RECORDS PROVIDED:
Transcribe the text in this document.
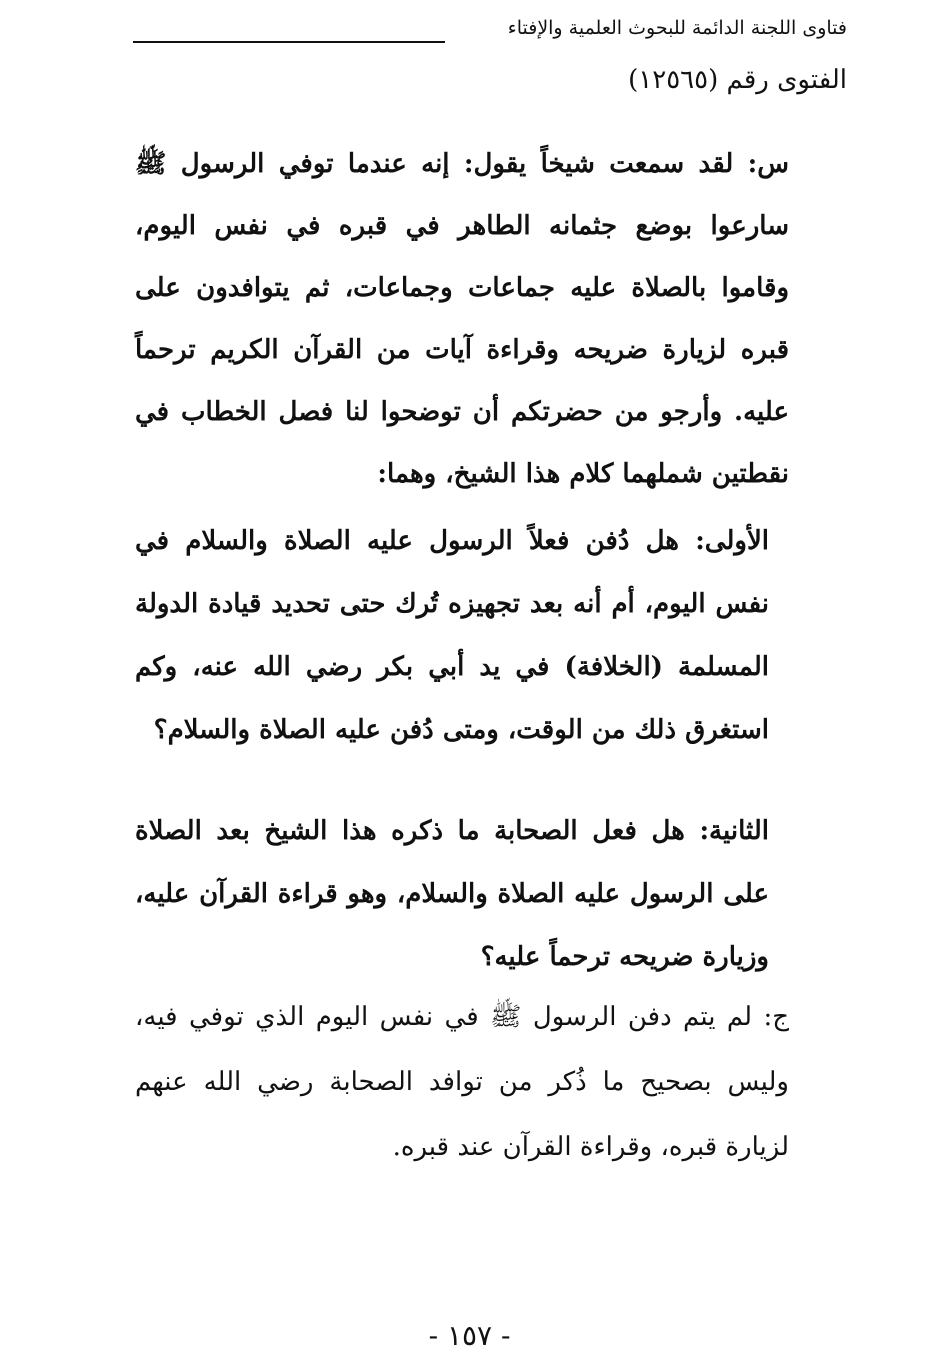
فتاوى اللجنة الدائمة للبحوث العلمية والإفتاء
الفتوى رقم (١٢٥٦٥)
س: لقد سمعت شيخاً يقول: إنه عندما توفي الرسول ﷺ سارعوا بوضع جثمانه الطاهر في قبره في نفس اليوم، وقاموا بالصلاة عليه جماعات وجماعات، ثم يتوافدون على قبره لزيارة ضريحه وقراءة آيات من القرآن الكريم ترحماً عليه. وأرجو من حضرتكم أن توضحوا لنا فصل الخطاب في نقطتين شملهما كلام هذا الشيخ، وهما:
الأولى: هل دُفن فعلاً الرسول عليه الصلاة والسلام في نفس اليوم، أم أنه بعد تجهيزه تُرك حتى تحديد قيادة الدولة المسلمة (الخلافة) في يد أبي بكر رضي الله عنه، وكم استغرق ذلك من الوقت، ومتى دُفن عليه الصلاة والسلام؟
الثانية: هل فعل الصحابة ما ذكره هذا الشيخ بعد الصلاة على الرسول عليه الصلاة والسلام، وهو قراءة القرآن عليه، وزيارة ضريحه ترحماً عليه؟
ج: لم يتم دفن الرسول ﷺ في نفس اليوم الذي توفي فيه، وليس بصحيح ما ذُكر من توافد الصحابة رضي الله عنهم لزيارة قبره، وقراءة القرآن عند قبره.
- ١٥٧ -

...

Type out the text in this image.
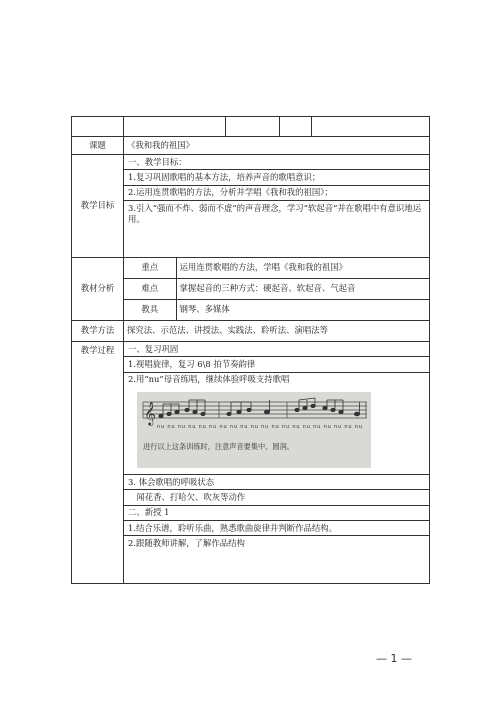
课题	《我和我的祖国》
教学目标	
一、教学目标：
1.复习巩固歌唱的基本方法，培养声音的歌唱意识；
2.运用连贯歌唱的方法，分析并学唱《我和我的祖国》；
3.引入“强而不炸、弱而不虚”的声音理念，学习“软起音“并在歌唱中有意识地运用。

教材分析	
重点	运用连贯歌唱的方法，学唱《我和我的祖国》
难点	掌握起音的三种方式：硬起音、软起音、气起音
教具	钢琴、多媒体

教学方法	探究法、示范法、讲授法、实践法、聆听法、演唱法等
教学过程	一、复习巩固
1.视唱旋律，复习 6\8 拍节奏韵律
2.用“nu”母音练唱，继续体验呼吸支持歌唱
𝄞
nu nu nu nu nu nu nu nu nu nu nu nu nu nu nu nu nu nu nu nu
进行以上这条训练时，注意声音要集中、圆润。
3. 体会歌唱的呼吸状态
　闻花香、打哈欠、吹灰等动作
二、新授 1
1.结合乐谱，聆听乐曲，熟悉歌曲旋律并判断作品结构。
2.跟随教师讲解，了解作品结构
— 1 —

==

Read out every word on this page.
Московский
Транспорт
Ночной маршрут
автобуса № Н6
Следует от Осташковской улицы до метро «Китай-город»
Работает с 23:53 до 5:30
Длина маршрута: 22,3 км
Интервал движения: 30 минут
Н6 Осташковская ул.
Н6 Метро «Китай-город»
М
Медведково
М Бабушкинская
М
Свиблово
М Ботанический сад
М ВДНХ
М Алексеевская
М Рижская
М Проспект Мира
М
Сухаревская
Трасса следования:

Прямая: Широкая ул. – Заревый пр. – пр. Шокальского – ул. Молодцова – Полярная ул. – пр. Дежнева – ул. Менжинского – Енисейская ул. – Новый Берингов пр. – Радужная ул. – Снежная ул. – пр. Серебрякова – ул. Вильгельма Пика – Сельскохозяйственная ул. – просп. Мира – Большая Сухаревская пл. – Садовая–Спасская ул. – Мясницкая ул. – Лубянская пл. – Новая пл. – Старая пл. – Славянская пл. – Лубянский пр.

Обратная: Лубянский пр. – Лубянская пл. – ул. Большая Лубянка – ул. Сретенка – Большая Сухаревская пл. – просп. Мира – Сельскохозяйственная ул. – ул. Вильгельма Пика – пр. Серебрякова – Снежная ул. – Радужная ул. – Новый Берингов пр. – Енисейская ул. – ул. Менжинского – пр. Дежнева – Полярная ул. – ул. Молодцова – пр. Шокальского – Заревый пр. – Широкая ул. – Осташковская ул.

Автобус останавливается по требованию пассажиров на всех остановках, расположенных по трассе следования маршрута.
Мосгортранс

EXERCISE REQUIREMENTS:
List the lines of the records where "الصحابة" occurs.

REPLY:
الثانية: هل فعل الصحابة ما ذكره هذا الشيخ بعد الصلاة على الرسول عليه الصلاة والسلام، وهو قراءة القرآن عليه، وزيارة ضريحه ترحماً عليه؟
ج: لم يتم دفن الرسول ﷺ في نفس اليوم الذي توفي فيه، وليس بصحيح ما ذُكر من توافد الصحابة رضي الله عنهم لزيارة قبره، وقراءة القرآن عند قبره.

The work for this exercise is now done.